WHAT THE TASK REQUIRES:
Update the stretch from the start of the entries through the line containing "button[interactable]: ㅌ xyxy=(84,456,106,482)" by changing "Change language" to "Switch language", with nothing else altered.

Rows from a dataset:
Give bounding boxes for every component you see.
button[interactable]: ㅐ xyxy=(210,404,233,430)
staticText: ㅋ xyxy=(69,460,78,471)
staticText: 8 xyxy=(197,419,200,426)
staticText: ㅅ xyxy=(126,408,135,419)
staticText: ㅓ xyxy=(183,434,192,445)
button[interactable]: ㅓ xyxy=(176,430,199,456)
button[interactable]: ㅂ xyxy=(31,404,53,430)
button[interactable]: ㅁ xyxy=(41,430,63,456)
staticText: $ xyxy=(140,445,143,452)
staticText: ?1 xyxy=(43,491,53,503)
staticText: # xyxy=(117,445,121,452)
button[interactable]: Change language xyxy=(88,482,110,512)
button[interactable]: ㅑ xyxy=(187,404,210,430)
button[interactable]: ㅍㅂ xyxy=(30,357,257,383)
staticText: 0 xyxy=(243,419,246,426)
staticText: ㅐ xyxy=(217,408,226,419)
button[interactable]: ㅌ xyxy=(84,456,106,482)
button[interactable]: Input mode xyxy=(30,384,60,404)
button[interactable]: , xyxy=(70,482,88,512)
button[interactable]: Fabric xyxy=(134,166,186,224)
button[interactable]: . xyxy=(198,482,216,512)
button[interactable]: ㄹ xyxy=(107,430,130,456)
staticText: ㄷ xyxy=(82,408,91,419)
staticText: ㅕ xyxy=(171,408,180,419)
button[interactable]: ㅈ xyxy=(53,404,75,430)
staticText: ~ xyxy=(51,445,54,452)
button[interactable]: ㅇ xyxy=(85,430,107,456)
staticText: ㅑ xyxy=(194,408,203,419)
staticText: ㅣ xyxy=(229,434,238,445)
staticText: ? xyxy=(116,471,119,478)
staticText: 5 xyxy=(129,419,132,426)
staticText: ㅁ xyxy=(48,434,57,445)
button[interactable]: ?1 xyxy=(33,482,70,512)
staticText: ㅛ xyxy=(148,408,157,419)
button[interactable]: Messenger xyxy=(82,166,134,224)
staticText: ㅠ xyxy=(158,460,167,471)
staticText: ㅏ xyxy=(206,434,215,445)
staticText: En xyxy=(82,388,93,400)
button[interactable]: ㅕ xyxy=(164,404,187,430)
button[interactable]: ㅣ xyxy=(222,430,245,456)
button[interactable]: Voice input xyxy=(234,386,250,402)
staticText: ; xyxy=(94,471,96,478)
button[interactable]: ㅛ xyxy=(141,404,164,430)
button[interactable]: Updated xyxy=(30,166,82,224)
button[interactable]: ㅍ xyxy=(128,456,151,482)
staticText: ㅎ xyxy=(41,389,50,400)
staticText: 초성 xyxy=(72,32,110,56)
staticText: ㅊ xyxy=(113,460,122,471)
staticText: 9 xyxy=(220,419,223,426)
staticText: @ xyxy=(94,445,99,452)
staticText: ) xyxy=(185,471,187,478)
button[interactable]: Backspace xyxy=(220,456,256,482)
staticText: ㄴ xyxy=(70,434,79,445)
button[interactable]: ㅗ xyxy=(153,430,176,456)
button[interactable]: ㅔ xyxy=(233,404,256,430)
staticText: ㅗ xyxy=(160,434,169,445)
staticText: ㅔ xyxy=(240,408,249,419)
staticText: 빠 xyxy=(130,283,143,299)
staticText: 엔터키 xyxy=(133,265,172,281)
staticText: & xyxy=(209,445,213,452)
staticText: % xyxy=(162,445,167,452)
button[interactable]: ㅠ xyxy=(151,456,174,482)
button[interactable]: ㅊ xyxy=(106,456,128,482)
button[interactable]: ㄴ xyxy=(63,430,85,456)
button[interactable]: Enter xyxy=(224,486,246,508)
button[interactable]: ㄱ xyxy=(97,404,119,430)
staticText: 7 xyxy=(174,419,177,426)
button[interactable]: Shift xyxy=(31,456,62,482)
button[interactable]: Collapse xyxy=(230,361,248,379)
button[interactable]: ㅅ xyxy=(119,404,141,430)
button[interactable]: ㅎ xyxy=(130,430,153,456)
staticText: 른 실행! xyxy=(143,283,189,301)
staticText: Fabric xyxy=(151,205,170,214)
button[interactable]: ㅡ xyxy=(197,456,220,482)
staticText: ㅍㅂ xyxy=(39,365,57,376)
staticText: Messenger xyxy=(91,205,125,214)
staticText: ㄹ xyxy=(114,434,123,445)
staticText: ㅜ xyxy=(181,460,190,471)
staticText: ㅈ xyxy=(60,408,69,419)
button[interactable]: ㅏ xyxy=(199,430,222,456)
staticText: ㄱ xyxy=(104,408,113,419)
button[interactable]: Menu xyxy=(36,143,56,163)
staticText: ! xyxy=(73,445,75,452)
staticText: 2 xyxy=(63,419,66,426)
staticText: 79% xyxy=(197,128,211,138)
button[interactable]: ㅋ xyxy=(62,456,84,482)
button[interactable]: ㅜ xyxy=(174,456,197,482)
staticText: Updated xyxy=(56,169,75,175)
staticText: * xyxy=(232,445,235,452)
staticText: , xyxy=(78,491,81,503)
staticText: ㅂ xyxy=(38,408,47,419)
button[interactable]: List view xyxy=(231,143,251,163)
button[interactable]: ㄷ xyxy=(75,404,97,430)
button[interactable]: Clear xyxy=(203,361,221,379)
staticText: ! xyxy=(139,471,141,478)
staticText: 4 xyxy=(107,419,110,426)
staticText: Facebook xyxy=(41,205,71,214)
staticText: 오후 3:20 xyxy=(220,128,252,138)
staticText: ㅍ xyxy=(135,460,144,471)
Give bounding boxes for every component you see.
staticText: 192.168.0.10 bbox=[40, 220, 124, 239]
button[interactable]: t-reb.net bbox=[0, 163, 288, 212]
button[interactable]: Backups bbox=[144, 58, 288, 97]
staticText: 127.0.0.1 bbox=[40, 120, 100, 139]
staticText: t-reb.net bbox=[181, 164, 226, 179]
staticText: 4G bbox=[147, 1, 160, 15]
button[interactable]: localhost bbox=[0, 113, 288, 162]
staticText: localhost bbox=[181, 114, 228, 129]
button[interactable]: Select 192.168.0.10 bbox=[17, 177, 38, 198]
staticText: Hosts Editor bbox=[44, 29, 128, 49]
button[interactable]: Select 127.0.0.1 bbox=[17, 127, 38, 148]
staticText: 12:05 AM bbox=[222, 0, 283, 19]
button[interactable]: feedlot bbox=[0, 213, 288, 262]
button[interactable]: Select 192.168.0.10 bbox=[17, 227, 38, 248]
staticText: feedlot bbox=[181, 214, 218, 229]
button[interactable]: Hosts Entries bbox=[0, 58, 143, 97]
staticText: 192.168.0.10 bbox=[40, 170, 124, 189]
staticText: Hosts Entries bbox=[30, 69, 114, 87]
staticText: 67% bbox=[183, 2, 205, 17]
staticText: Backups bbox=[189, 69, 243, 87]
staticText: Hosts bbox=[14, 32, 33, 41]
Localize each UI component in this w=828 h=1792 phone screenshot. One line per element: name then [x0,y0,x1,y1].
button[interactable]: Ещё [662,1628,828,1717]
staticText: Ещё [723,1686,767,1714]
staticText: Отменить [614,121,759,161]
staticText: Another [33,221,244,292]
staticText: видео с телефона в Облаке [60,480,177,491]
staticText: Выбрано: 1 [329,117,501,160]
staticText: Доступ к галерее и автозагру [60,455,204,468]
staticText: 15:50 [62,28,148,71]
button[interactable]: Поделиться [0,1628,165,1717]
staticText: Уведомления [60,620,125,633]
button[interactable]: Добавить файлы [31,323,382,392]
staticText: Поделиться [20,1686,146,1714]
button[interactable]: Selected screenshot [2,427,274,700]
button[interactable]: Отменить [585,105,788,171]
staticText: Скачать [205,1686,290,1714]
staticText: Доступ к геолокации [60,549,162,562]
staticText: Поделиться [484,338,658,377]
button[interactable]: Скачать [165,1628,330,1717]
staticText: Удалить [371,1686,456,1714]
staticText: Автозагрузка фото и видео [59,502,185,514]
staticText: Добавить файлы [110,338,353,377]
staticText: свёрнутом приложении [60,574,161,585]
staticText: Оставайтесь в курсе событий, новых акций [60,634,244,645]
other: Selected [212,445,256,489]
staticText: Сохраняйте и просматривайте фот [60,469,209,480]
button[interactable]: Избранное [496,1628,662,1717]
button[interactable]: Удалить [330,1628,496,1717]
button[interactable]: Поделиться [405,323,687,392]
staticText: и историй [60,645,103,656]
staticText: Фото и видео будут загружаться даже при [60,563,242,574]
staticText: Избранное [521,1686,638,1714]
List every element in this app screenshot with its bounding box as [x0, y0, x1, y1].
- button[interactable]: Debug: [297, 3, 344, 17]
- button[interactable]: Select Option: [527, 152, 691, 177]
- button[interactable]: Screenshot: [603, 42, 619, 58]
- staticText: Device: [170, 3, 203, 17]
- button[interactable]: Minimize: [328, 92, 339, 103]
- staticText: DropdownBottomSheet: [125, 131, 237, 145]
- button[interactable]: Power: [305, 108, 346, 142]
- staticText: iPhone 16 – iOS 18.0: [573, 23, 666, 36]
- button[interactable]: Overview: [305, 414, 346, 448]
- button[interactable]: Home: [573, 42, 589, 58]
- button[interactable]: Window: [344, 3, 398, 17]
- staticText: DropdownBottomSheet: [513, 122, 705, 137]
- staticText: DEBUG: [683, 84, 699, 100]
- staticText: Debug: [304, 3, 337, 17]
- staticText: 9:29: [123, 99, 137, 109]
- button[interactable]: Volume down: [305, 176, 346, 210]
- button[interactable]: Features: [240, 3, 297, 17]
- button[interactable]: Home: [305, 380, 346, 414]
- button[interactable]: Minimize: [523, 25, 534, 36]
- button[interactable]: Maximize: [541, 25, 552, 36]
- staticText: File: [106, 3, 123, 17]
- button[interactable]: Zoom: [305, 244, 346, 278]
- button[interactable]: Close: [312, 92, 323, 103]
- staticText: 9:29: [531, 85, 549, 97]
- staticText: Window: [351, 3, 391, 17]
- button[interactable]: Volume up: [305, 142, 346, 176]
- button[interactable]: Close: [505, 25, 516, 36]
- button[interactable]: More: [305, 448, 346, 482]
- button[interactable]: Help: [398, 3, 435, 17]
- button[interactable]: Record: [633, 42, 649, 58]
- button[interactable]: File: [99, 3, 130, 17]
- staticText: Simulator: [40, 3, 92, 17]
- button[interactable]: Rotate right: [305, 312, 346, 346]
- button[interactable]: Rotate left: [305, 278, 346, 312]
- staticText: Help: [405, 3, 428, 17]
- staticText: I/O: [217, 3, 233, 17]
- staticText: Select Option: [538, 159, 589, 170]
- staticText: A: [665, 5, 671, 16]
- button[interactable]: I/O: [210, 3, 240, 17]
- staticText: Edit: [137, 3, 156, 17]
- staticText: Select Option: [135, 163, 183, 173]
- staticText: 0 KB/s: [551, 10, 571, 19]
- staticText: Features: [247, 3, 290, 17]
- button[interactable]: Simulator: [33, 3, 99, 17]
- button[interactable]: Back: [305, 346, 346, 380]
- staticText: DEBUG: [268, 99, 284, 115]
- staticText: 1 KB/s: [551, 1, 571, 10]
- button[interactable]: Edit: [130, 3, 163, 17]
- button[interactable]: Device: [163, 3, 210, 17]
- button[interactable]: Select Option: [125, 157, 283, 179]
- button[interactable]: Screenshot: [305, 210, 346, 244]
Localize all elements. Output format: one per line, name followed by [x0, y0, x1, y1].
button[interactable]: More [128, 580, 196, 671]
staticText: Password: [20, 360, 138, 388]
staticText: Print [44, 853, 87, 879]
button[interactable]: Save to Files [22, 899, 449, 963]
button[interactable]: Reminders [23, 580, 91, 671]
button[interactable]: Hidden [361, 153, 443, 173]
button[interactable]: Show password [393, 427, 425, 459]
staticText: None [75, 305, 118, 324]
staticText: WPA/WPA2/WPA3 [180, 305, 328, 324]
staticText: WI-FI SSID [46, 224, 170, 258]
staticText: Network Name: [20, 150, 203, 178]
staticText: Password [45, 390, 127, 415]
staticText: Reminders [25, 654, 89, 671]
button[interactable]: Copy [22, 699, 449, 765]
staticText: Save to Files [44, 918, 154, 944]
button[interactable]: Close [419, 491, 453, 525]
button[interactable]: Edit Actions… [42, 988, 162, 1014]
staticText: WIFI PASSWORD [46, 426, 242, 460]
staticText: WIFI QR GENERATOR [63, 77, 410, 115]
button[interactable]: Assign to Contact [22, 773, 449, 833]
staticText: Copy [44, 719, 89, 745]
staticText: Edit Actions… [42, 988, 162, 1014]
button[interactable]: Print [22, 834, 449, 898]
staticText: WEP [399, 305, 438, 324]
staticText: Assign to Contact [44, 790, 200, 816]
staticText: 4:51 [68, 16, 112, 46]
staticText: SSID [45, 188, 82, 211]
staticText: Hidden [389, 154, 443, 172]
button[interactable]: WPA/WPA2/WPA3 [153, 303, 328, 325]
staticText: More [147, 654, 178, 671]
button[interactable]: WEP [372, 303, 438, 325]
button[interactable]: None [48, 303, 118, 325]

TASK RESPONSE:
Give bounding boxes for every component you see.
button[interactable]: ㅐ xyxy=(210,404,233,430)
staticText: ㅋ xyxy=(69,460,78,471)
staticText: 8 xyxy=(197,419,200,426)
staticText: ㅅ xyxy=(126,408,135,419)
staticText: ㅓ xyxy=(183,434,192,445)
button[interactable]: ㅓ xyxy=(176,430,199,456)
button[interactable]: ㅂ xyxy=(31,404,53,430)
button[interactable]: ㅁ xyxy=(41,430,63,456)
staticText: $ xyxy=(140,445,143,452)
staticText: ?1 xyxy=(43,491,53,503)
staticText: # xyxy=(117,445,121,452)
button[interactable]: Switch language xyxy=(88,482,110,512)
button[interactable]: ㅑ xyxy=(187,404,210,430)
button[interactable]: ㅍㅂ xyxy=(30,357,257,383)
staticText: 0 xyxy=(243,419,246,426)
staticText: ㅐ xyxy=(217,408,226,419)
button[interactable]: ㅌ xyxy=(84,456,106,482)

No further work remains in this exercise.